::: RECORDED DATA :::

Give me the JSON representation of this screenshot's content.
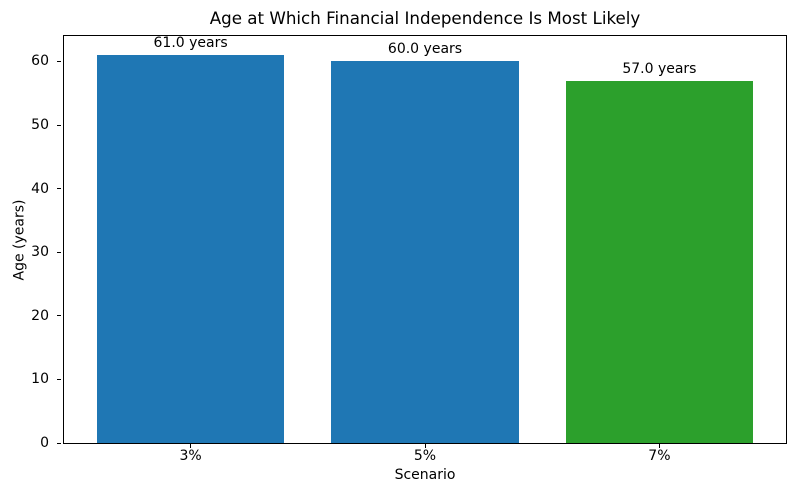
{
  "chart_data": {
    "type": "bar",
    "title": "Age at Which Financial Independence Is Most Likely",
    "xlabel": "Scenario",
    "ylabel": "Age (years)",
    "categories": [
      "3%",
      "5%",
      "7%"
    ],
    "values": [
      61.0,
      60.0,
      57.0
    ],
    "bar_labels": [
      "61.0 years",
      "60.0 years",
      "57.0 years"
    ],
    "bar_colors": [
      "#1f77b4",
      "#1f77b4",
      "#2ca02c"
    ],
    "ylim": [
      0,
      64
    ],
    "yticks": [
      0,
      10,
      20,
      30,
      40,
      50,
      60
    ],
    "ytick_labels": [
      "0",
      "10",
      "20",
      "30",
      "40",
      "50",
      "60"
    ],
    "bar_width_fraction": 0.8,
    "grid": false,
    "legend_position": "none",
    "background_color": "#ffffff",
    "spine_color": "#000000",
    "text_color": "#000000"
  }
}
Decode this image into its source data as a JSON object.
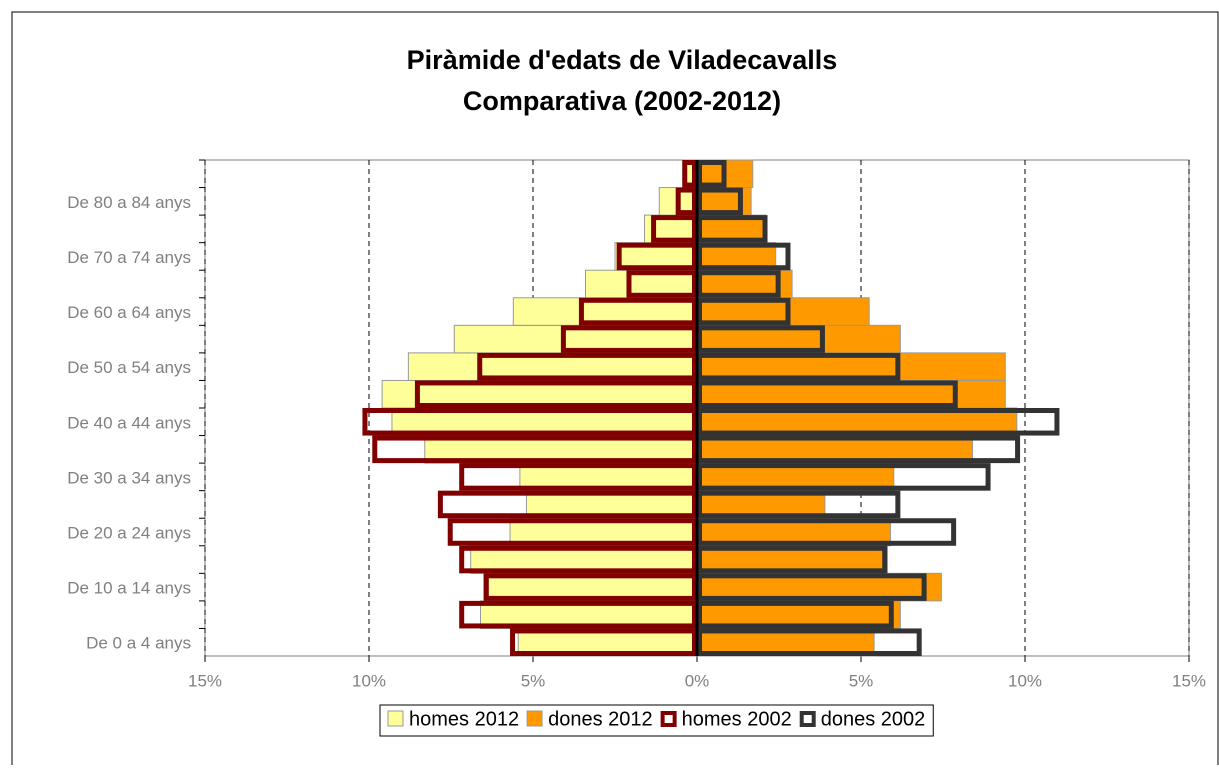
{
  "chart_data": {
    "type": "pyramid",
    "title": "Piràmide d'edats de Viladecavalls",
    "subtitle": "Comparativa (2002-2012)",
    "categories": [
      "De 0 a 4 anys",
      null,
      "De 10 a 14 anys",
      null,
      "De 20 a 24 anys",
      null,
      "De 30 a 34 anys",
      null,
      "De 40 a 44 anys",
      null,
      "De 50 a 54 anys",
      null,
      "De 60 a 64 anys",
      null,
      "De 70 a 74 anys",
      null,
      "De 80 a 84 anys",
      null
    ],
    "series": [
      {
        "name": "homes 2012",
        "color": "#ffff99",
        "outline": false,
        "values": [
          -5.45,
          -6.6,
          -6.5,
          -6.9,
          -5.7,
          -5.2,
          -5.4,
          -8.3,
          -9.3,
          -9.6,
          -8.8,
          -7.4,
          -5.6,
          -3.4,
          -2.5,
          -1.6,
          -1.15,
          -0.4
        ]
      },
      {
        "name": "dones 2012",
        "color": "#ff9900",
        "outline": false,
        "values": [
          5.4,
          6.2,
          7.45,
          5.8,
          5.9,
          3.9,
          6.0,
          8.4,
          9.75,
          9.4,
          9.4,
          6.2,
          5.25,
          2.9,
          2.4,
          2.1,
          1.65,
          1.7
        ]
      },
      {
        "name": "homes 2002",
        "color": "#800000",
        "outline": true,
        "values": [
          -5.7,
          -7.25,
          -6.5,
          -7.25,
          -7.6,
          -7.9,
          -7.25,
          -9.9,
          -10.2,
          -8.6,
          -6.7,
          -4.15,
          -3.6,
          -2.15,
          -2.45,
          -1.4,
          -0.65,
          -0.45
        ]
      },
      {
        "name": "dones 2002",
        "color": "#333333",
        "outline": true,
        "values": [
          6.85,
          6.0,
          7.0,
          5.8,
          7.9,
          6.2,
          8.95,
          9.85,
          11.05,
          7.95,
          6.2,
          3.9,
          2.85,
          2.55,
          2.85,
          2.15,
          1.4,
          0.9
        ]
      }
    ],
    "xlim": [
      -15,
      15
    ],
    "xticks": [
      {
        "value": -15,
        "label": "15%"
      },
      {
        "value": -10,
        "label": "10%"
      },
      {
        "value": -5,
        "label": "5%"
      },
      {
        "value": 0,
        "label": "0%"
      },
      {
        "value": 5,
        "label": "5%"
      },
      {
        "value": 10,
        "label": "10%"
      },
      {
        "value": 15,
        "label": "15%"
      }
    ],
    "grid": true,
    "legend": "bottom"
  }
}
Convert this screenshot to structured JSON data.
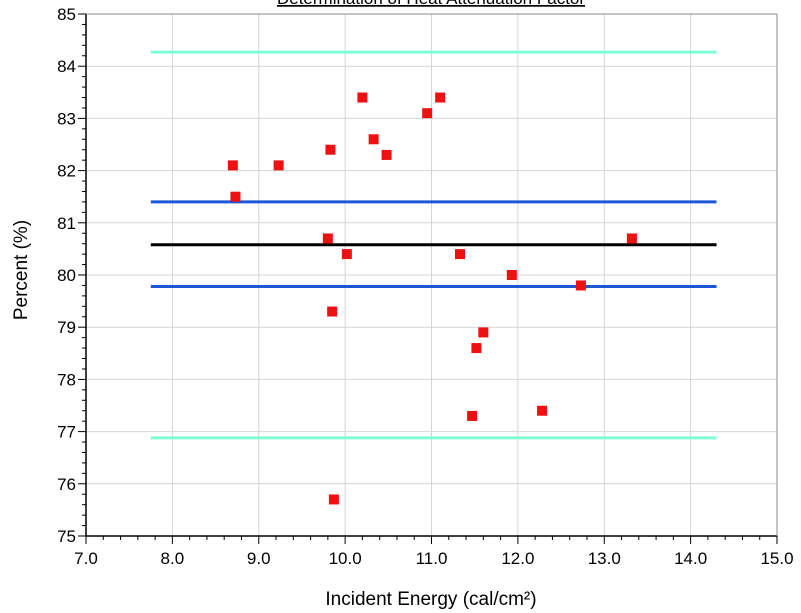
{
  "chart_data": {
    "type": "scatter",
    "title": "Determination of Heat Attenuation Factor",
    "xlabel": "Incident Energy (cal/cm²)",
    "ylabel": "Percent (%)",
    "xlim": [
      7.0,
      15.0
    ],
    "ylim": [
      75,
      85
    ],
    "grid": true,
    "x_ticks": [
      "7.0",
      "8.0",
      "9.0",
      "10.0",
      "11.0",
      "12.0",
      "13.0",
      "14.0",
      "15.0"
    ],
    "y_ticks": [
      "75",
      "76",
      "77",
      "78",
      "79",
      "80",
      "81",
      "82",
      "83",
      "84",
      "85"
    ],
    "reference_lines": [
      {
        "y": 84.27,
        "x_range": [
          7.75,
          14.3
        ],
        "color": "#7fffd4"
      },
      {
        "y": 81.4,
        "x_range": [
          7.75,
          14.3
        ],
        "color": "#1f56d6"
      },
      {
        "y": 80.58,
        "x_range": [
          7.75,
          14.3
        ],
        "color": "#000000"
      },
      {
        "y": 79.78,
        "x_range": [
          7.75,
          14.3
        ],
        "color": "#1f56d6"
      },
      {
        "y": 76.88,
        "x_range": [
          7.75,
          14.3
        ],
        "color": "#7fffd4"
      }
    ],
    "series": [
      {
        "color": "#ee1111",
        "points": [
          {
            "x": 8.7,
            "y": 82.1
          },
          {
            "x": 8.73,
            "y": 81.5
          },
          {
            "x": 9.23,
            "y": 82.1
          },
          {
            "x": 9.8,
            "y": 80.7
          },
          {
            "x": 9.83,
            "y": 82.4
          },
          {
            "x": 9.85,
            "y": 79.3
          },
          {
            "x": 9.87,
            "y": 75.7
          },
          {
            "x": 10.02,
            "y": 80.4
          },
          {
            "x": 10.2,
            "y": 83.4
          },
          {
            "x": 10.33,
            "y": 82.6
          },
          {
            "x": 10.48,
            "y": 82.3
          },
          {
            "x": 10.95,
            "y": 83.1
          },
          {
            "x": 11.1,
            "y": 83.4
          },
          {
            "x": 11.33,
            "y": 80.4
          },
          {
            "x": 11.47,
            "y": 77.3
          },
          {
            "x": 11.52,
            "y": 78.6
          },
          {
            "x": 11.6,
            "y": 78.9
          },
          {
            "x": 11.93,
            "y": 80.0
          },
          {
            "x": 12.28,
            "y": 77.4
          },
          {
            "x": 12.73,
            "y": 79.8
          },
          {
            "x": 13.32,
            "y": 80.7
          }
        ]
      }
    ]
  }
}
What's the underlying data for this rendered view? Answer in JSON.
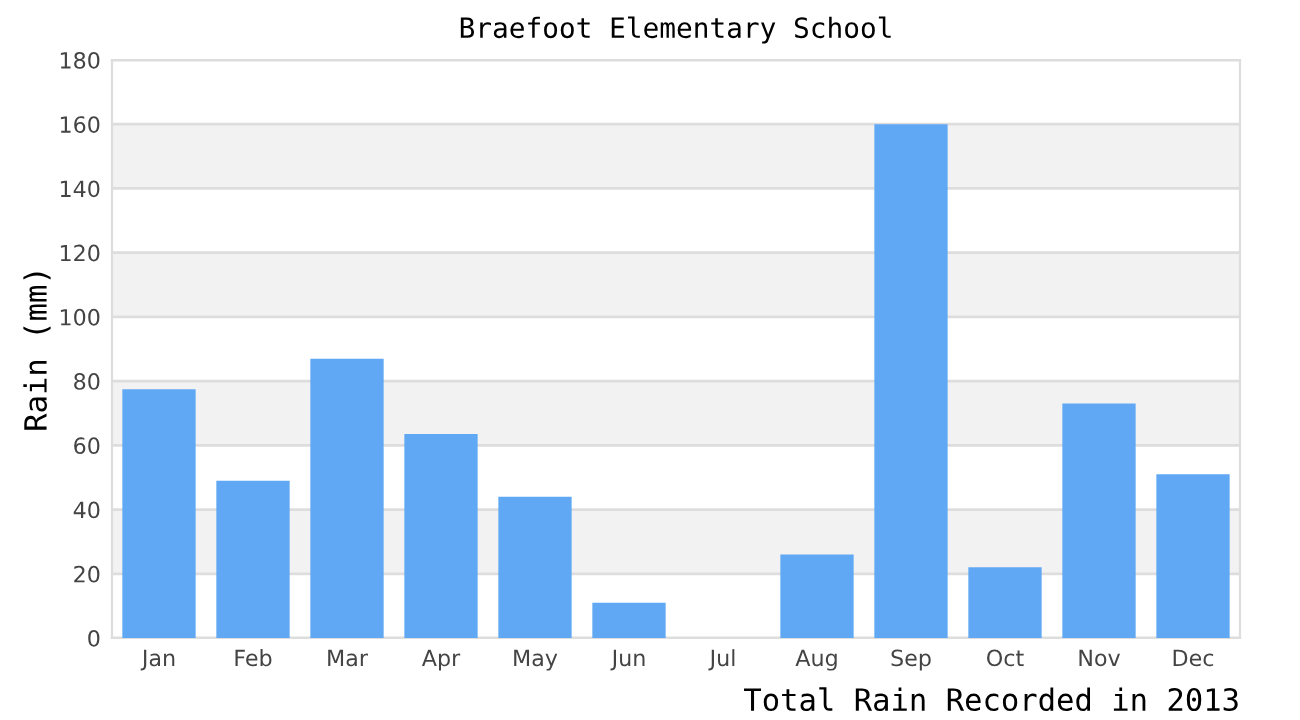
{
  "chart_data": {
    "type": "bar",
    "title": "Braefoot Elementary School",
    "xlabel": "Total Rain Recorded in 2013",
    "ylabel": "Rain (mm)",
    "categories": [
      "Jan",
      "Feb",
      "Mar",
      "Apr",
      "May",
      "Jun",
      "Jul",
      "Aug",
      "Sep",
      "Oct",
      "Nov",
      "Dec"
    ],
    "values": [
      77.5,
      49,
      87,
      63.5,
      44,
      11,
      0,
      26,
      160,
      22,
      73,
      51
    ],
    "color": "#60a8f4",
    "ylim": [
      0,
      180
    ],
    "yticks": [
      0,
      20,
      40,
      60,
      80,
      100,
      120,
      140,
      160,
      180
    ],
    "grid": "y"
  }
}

:::

Determine how many lines of the records above contain the word "anys", and report only that number.

9